### AIM
From the listing below, pull out the lines that hold "금호에이치티".

------ STORED DATA

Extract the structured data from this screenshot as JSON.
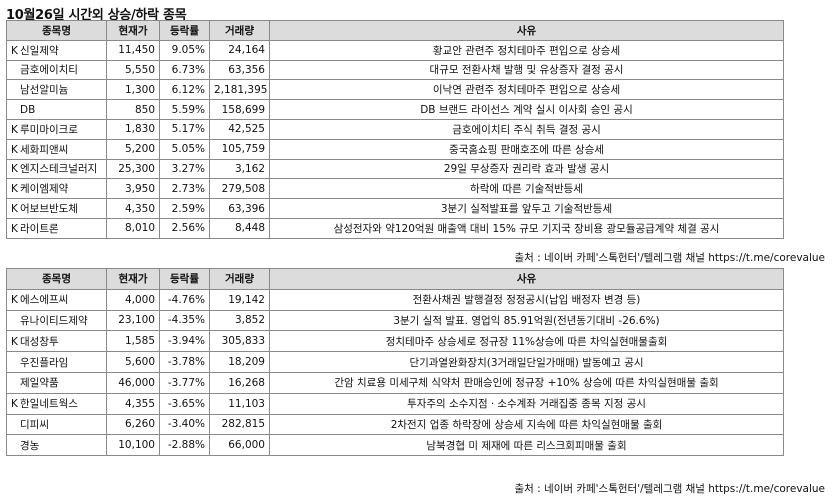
{
  "title": "10월26일  시간외 상승/하락 종목",
  "headers": {
    "name": "종목명",
    "price": "현재가",
    "rate": "등락률",
    "volume": "거래량",
    "reason": "사유"
  },
  "rise": [
    {
      "prefix": "K",
      "name": "신일제약",
      "price": "11,450",
      "rate": "9.05%",
      "volume": "24,164",
      "reason": "황교안 관련주 정치테마주 편입으로 상승세"
    },
    {
      "prefix": "",
      "name": "금호에이치티",
      "price": "5,550",
      "rate": "6.73%",
      "volume": "63,356",
      "reason": "대규모 전환사채 발행 및 유상증자 결정 공시"
    },
    {
      "prefix": "",
      "name": "남선알미늄",
      "price": "1,300",
      "rate": "6.12%",
      "volume": "2,181,395",
      "reason": "이낙연 관련주 정치테마주 편입으로 상승세"
    },
    {
      "prefix": "",
      "name": "DB",
      "price": "850",
      "rate": "5.59%",
      "volume": "158,699",
      "reason": "DB 브랜드 라이선스 계약 실시 이사회 승인 공시"
    },
    {
      "prefix": "K",
      "name": "루미마이크로",
      "price": "1,830",
      "rate": "5.17%",
      "volume": "42,525",
      "reason": "금호에이치티 주식 취득 결정 공시"
    },
    {
      "prefix": "K",
      "name": "세화피앤씨",
      "price": "5,200",
      "rate": "5.05%",
      "volume": "105,759",
      "reason": "중국홈쇼핑 판매호조에 따른 상승세"
    },
    {
      "prefix": "K",
      "name": "엔지스테크널러지",
      "price": "25,300",
      "rate": "3.27%",
      "volume": "3,162",
      "reason": "29일 무상증자 권리락 효과 발생 공시"
    },
    {
      "prefix": "K",
      "name": "케이엠제약",
      "price": "3,950",
      "rate": "2.73%",
      "volume": "279,508",
      "reason": "하락에 따른 기술적반등세"
    },
    {
      "prefix": "K",
      "name": "어보브반도체",
      "price": "4,350",
      "rate": "2.59%",
      "volume": "63,396",
      "reason": "3분기 실적발표를 앞두고 기술적반등세"
    },
    {
      "prefix": "K",
      "name": "라이트론",
      "price": "8,010",
      "rate": "2.56%",
      "volume": "8,448",
      "reason": "삼성전자와 약120억원 매출액 대비 15% 규모 기지국 장비용 광모듈공급계약 체결 공시"
    }
  ],
  "fall": [
    {
      "prefix": "K",
      "name": "에스에프씨",
      "price": "4,000",
      "rate": "-4.76%",
      "volume": "19,142",
      "reason": "전환사채권 발행결정 정정공시(납입 배정자 변경 등)"
    },
    {
      "prefix": "",
      "name": "유나이티드제약",
      "price": "23,100",
      "rate": "-4.35%",
      "volume": "3,852",
      "reason": "3분기 실적 발표. 영업익 85.91억원(전년동기대비 -26.6%)"
    },
    {
      "prefix": "K",
      "name": "대성창투",
      "price": "1,585",
      "rate": "-3.94%",
      "volume": "305,833",
      "reason": "정치테마주 상승세로 정규장 11%상승에 따른 차익실현매물출회"
    },
    {
      "prefix": "",
      "name": "우진플라임",
      "price": "5,600",
      "rate": "-3.78%",
      "volume": "18,209",
      "reason": "단기과열완화장치(3거래일단일가매매) 발동예고 공시"
    },
    {
      "prefix": "",
      "name": "제일약품",
      "price": "46,000",
      "rate": "-3.77%",
      "volume": "16,268",
      "reason": "간암 치료용 미세구체 식약처 판매승인에 정규장 +10% 상승에 따른 차익실현매물 출회"
    },
    {
      "prefix": "K",
      "name": "한일네트웍스",
      "price": "4,355",
      "rate": "-3.65%",
      "volume": "11,103",
      "reason": "투자주의 소수지점ㆍ소수계좌 거래집중 종목 지정 공시"
    },
    {
      "prefix": "",
      "name": "디피씨",
      "price": "6,260",
      "rate": "-3.40%",
      "volume": "282,815",
      "reason": "2차전지 업종 하락장에 상승세 지속에 따른 차익실현매물 출회"
    },
    {
      "prefix": "",
      "name": "경농",
      "price": "10,100",
      "rate": "-2.88%",
      "volume": "66,000",
      "reason": "남북경협 미 제재에 따른 리스크회피매물 출회"
    }
  ],
  "source": "출처 : 네이버 카페'스톡헌터'/텔레그램 채널 https://t.me/corevalue"
}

------------

### EXPECTED ANSWER
      "name": "금호에이치티",
      "reason": "금호에이치티 주식 취득 결정 공시"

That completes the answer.